**Instruction**
Every entry below should be transcribed exactly; pictures stay out of the copy.
--- START OF Source records ---
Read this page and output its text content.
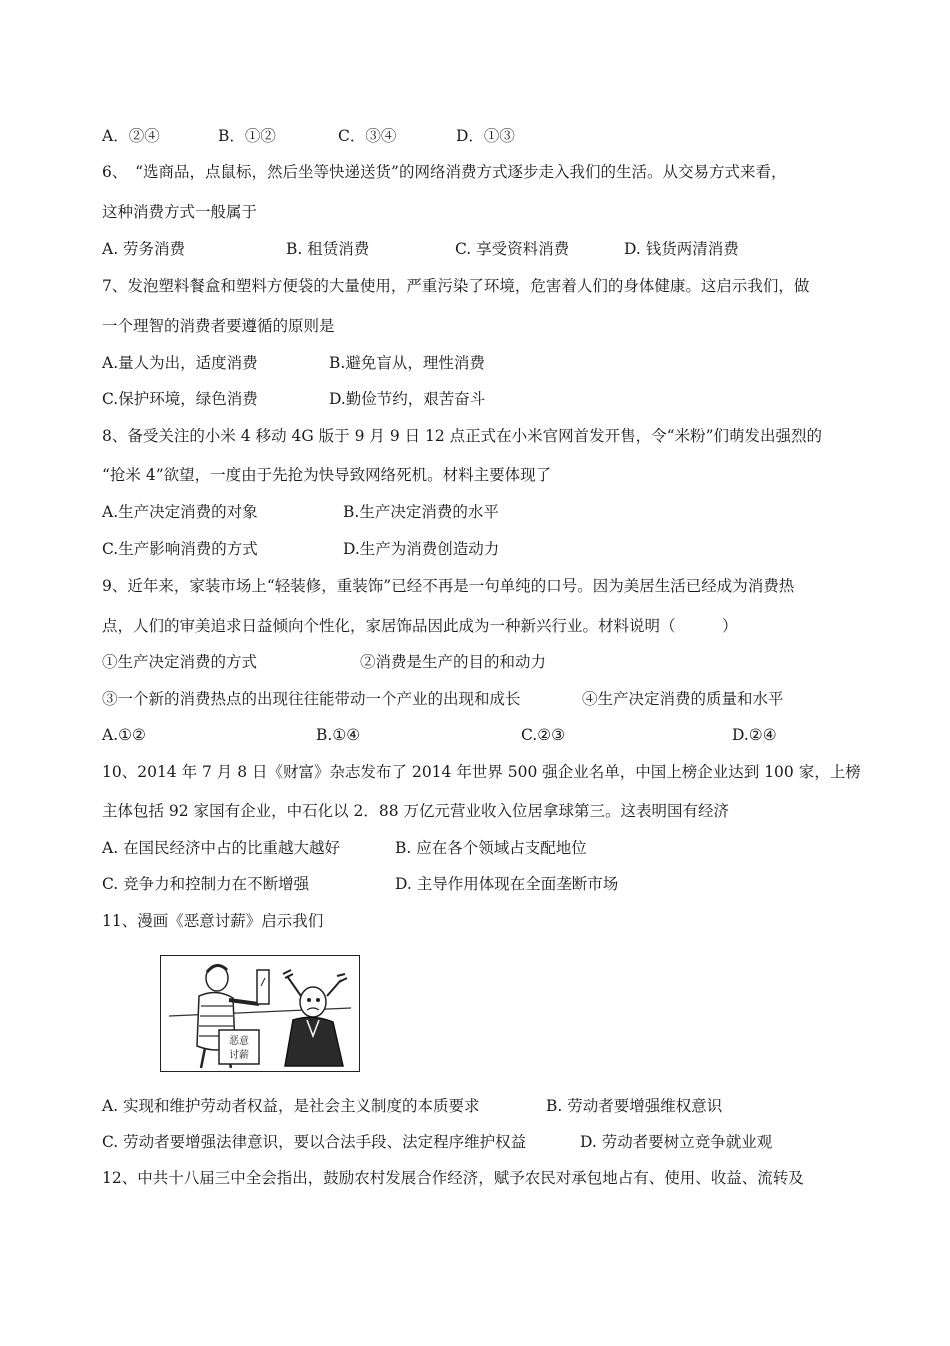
A．②④	B．①②	C．③④	D．①③
6、　“选商品，点鼠标，然后坐等快递送货”的网络消费方式逐步走入我们的生活。从交易方式来看，
这种消费方式一般属于
A. 劳务消费	B. 租赁消费	C. 享受资料消费	D. 钱货两清消费
7、发泡塑料餐盒和塑料方便袋的大量使用，严重污染了环境，危害着人们的身体健康。这启示我们，做
一个理智的消费者要遵循的原则是
A.量人为出，适度消费	B.避免盲从，理性消费
C.保护环境，绿色消费	D.勤俭节约，艰苦奋斗
8、备受关注的小米 4 移动 4G 版于 9 月 9 日 12 点正式在小米官网首发开售，令“米粉”们萌发出强烈的
“抢米 4”欲望，一度由于先抢为快导致网络死机。材料主要体现了
A.生产决定消费的对象	B.生产决定消费的水平
C.生产影响消费的方式	D.生产为消费创造动力
9、近年来，家装市场上“轻装修，重装饰”已经不再是一句单纯的口号。因为美居生活已经成为消费热
点，人们的审美追求日益倾向个性化，家居饰品因此成为一种新兴行业。材料说明（　　　）
①生产决定消费的方式	②消费是生产的目的和动力
③一个新的消费热点的出现往往能带动一个产业的出现和成长	④生产决定消费的质量和水平
A.①②	B.①④	C.②③	D.②④
10、2014 年 7 月 8 日《财富》杂志发布了 2014 年世界 500 强企业名单，中国上榜企业达到 100 家，上榜
主体包括 92 家国有企业，中石化以 2．88 万亿元营业收入位居拿球第三。这表明国有经济
A. 在国民经济中占的比重越大越好	B. 应在各个领域占支配地位
C. 竞争力和控制力在不断增强	D. 主导作用体现在全面垄断市场
11、漫画《恶意讨薪》启示我们
恶意
讨薪
A. 实现和维护劳动者权益，是社会主义制度的本质要求	B. 劳动者要增强维权意识
C. 劳动者要增强法律意识，要以合法手段、法定程序维护权益	D. 劳动者要树立竞争就业观
12、中共十八届三中全会指出，鼓励农村发展合作经济，赋予农民对承包地占有、使用、收益、流转及
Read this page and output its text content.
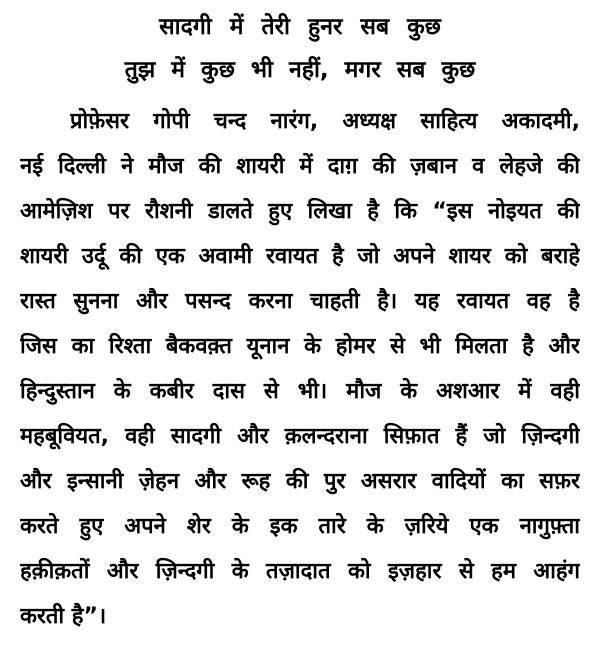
सादगी में तेरी हुनर सब कुछ
तुझ में कुछ भी नहीं, मगर सब कुछ
प्रोफ़ेसर गोपी चन्द नारंग, अध्यक्ष साहित्य अकादमी,
नई दिल्ली ने मौज की शायरी में दाग़ की ज़बान व लेहजे की
आमेज़िश पर रौशनी डालते हुए लिखा है कि “इस नोइयत की
शायरी उर्दू की एक अवामी रवायत है जो अपने शायर को बराहे
रास्त सुनना और पसन्द करना चाहती है। यह रवायत वह है
जिस का रिश्ता बैकवक़्त यूनान के होमर से भी मिलता है और
हिन्दुस्तान के कबीर दास से भी। मौज के अशआर में वही
महबूवियत, वही सादगी और क़लन्दराना सिफ़ात हैं जो ज़िन्दगी
और इन्सानी ज़ेहन और रूह की पुर असरार वादियों का सफ़र
करते हुए अपने शेर के इक तारे के ज़रिये एक नागुफ़्ता
हक़ीक़तों और ज़िन्दगी के तज़ादात को इज़हार से हम आहंग
करती है”।
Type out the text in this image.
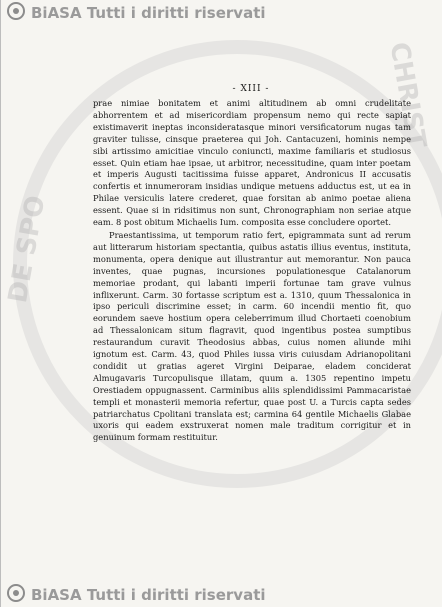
DE SPO
CHRIST
BiASA Tutti i diritti riservati
- XIII -

prae nimiae bonitatem et animi altitudinem ab omni crudelitate abhorrentem et ad misericordiam propensum nemo qui recte sapiat existimaverit ineptas inconsideratasque minori versificatorum nugas tam graviter tulisse, cinsque praeterea qui Joh. Cantacuzeni, hominis nempe sibi artissimo amicitiae vinculo coniuncti, maxime familiaris et studiosus esset. Quin etiam hae ipsae, ut arbitror, necessitudine, quam inter poetam et imperis Augusti tacitissima fuisse apparet, Andronicus II accusatis confertis et innumeroram insidias undique metuens adductus est, ut ea in Philae versiculis latere crederet, quae forsitan ab animo poetae aliena essent. Quae si in ridsitimus non sunt, Chronographiam non seriae atque eam. 8 post obitum Michaelis Ium. composita esse concludere oportet.

Praestantissima, ut temporum ratio fert, epigrammata sunt ad rerum aut litterarum historiam spectantia, quibus astatis illius eventus, instituta, monumenta, opera denique aut illustrantur aut memorantur. Non pauca inventes, quae pugnas, incursiones populationesque Catalanorum memoriae prodant, qui labanti imperii fortunae tam grave vulnus inflixerunt. Carm. 30 fortasse scriptum est a. 1310, quum Thessalonica in ipso periculi discrimine esset; in carm. 60 incendii mentio fit, quo eorundem saeve hostium opera celeberrimum illud Chortaeti coenobium ad Thessalonicam situm flagravit, quod ingentibus postea sumptibus restaurandum curavit Theodosius abbas, cuius nomen aliunde mihi ignotum est. Carm. 43, quod Philes iussa viris cuiusdam Adrianopolitani condidit ut gratias ageret Virgini Deiparae, eladem conciderat Almugavaris Turcopulisque illatam, quum a. 1305 repentino impetu Orestiadem oppugnassent. Carminibus aliis splendidissimi Pammacaristae templi et monasterii memoria refertur, quae post U. a Turcis capta sedes patriarchatus Cpolitani translata est; carmina 64 gentile Michaelis Glabae uxoris qui eadem exstruxerat nomen male traditum corrigitur et in genuinum formam restituitur.

BiASA Tutti i diritti riservati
--- END OF Source records ---
**Result of the exercise**
Read this page and output its text content.
A．②④	B．①②	C．③④	D．①③
6、　“选商品，点鼠标，然后坐等快递送货”的网络消费方式逐步走入我们的生活。从交易方式来看，
这种消费方式一般属于
A. 劳务消费	B. 租赁消费	C. 享受资料消费	D. 钱货两清消费
7、发泡塑料餐盒和塑料方便袋的大量使用，严重污染了环境，危害着人们的身体健康。这启示我们，做
一个理智的消费者要遵循的原则是
A.量人为出，适度消费	B.避免盲从，理性消费
C.保护环境，绿色消费	D.勤俭节约，艰苦奋斗
8、备受关注的小米 4 移动 4G 版于 9 月 9 日 12 点正式在小米官网首发开售，令“米粉”们萌发出强烈的
“抢米 4”欲望，一度由于先抢为快导致网络死机。材料主要体现了
A.生产决定消费的对象	B.生产决定消费的水平
C.生产影响消费的方式	D.生产为消费创造动力
9、近年来，家装市场上“轻装修，重装饰”已经不再是一句单纯的口号。因为美居生活已经成为消费热
点，人们的审美追求日益倾向个性化，家居饰品因此成为一种新兴行业。材料说明（　　　）
①生产决定消费的方式	②消费是生产的目的和动力
③一个新的消费热点的出现往往能带动一个产业的出现和成长	④生产决定消费的质量和水平
A.①②	B.①④	C.②③	D.②④
10、2014 年 7 月 8 日《财富》杂志发布了 2014 年世界 500 强企业名单，中国上榜企业达到 100 家，上榜
主体包括 92 家国有企业，中石化以 2．88 万亿元营业收入位居拿球第三。这表明国有经济
A. 在国民经济中占的比重越大越好	B. 应在各个领域占支配地位
C. 竞争力和控制力在不断增强	D. 主导作用体现在全面垄断市场
11、漫画《恶意讨薪》启示我们
恶意
讨薪
A. 实现和维护劳动者权益，是社会主义制度的本质要求	B. 劳动者要增强维权意识
C. 劳动者要增强法律意识，要以合法手段、法定程序维护权益	D. 劳动者要树立竞争就业观
12、中共十八届三中全会指出，鼓励农村发展合作经济，赋予农民对承包地占有、使用、收益、流转及
Read this page and output its text content.
सादगी में तेरी हुनर सब कुछ
तुझ में कुछ भी नहीं, मगर सब कुछ
प्रोफ़ेसर गोपी चन्द नारंग, अध्यक्ष साहित्य अकादमी,
नई दिल्ली ने मौज की शायरी में दाग़ की ज़बान व लेहजे की
आमेज़िश पर रौशनी डालते हुए लिखा है कि “इस नोइयत की
शायरी उर्दू की एक अवामी रवायत है जो अपने शायर को बराहे
रास्त सुनना और पसन्द करना चाहती है। यह रवायत वह है
जिस का रिश्ता बैकवक़्त यूनान के होमर से भी मिलता है और
हिन्दुस्तान के कबीर दास से भी। मौज के अशआर में वही
महबूवियत, वही सादगी और क़लन्दराना सिफ़ात हैं जो ज़िन्दगी
और इन्सानी ज़ेहन और रूह की पुर असरार वादियों का सफ़र
करते हुए अपने शेर के इक तारे के ज़रिये एक नागुफ़्ता
हक़ीक़तों और ज़िन्दगी के तज़ादात को इज़हार से हम आहंग
करती है”।
Type out the text in this image.
DE SPO
CHRIST
BiASA Tutti i diritti riservati
- XIII -

prae nimiae bonitatem et animi altitudinem ab omni crudelitate abhorrentem et ad misericordiam propensum nemo qui recte sapiat existimaverit ineptas inconsideratasque minori versificatorum nugas tam graviter tulisse, cinsque praeterea qui Joh. Cantacuzeni, hominis nempe sibi artissimo amicitiae vinculo coniuncti, maxime familiaris et studiosus esset. Quin etiam hae ipsae, ut arbitror, necessitudine, quam inter poetam et imperis Augusti tacitissima fuisse apparet, Andronicus II accusatis confertis et innumeroram insidias undique metuens adductus est, ut ea in Philae versiculis latere crederet, quae forsitan ab animo poetae aliena essent. Quae si in ridsitimus non sunt, Chronographiam non seriae atque eam. 8 post obitum Michaelis Ium. composita esse concludere oportet.

Praestantissima, ut temporum ratio fert, epigrammata sunt ad rerum aut litterarum historiam spectantia, quibus astatis illius eventus, instituta, monumenta, opera denique aut illustrantur aut memorantur. Non pauca inventes, quae pugnas, incursiones populationesque Catalanorum memoriae prodant, qui labanti imperii fortunae tam grave vulnus inflixerunt. Carm. 30 fortasse scriptum est a. 1310, quum Thessalonica in ipso periculi discrimine esset; in carm. 60 incendii mentio fit, quo eorundem saeve hostium opera celeberrimum illud Chortaeti coenobium ad Thessalonicam situm flagravit, quod ingentibus postea sumptibus restaurandum curavit Theodosius abbas, cuius nomen aliunde mihi ignotum est. Carm. 43, quod Philes iussa viris cuiusdam Adrianopolitani condidit ut gratias ageret Virgini Deiparae, eladem conciderat Almugavaris Turcopulisque illatam, quum a. 1305 repentino impetu Orestiadem oppugnassent. Carminibus aliis splendidissimi Pammacaristae templi et monasterii memoria refertur, quae post U. a Turcis capta sedes patriarchatus Cpolitani translata est; carmina 64 gentile Michaelis Glabae uxoris qui eadem exstruxerat nomen male traditum corrigitur et in genuinum formam restituitur.

BiASA Tutti i diritti riservati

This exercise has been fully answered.